>> Start Source

# Database Design

## OLTP and OLAP

**OLTP:** Online Transaction Processing (oriented to transactions)

**OLAP:** Online Analytical Processing (oriented to analytics)

**OLTP tasks:**
- Find te price of a book
- Update latest customer transaction
- Keep track of employee hours

**OLAP tasks:**
- Calculate books with best profit margin
- Find most loyal customers
- Decide employee of the month

![image.png](attachment:image.png)

## Data warehouses

**Data warehouses:** 
- Optimized for analytics -**OLAP**
    - Organized for reading/aggregating data
    - Usually read-only
- Contains data from multiple sources
- Massively Parallel Processing (MPP)
- Typically uses a denormalized schema and dimensional modeling

**Services:**
- Amazon Redshift
- Google Big Query
- Azure SQL Data Warehouse
    

**Data Mart:**
- Subset of data warehouses
- Dedicates to specific topic

![image.png](attachment:image.png)

**Data Lakes:** 
- Store all types of data at a lower cost
    - e.g. raw operationl databases, IOT device logs, real-time, relational and non-relational
- Retains all data can take up petabytes (1000 terabytes) of data
- Schema-on-read
- Need to catalog data otherwise become a **data swamp**
- Run **big data analytics** using services such as Apache Spark and Hadoop
    - Useful for deep learning and data discovery

### SQL create a table

In [None]:
-- Create a route dimension table
CREATE TABLE route(
	route_id INTEGER PRIMARY KEY,
    park_name VARCHAR(160) NOT NULL,
    city_name VARCHAR(160) NOT NULL,
    distance_km FLOAT NOT NULL,
    route_name VARCHAR(160) NOT NULL
);
-- Create a week dimension table
CREATE TABLE week(
	week_id INTEGER PRIMARY KEY,
    week INTEGER NOT NULL,
    month VARCHAR(160) NOT NULL,
    year INTEGER NOT NULL
);

## Star and snowflake schema

**Star Schema**: *made of two tables*
- **Fact tables**
    - Hold records of a metric
    - Changes regularly
    - Connects to dimensions via foreign keys
- **Dimension tables**
    - Holds descriptions of attributes
    - Does not change as often

**Star Schema:** *One dimension* ![image-2.png](attachment:image-2.png)

>> End Source
>> Start Provided records

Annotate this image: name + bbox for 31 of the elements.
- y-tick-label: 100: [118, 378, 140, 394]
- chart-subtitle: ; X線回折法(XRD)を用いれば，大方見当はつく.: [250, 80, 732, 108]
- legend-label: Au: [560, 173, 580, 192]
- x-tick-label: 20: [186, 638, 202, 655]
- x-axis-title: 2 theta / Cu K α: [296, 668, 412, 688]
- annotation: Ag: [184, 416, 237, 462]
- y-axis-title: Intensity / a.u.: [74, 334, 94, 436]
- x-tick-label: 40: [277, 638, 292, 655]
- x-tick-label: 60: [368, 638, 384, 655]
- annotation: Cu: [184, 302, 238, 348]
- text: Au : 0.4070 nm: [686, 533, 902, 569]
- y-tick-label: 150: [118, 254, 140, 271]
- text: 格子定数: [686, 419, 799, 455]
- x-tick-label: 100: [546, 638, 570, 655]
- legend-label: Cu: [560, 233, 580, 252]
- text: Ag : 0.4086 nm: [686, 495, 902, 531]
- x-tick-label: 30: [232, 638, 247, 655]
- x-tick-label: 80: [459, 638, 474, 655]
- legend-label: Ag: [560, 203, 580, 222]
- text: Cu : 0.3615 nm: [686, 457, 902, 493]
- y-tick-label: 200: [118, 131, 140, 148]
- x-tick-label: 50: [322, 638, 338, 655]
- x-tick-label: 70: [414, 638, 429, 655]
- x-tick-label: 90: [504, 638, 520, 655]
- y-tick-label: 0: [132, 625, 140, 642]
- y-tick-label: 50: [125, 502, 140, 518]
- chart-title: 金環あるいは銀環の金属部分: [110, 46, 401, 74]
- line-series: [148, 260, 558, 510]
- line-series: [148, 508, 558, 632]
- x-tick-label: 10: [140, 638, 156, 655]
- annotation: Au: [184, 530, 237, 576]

>> End Provided records

* **Set of tasks**
1. According to the database design notes, what does a data lake become if its data is not cataloged?
2. From the database design notes, return the passage from "# Database Design" to "(oriented to analytics)".
3. List every column defined in the route table in the SQL of the database design notes.

* **Outputs for the tasks**
1. A data swamp.

2.
# Database Design

## OLTP and OLAP

**OLTP:** Online Transaction Processing (oriented to transactions)

**OLAP:** Online Analytical Processing (oriented to analytics)

3. route_id, park_name, city_name, distance_km, route_name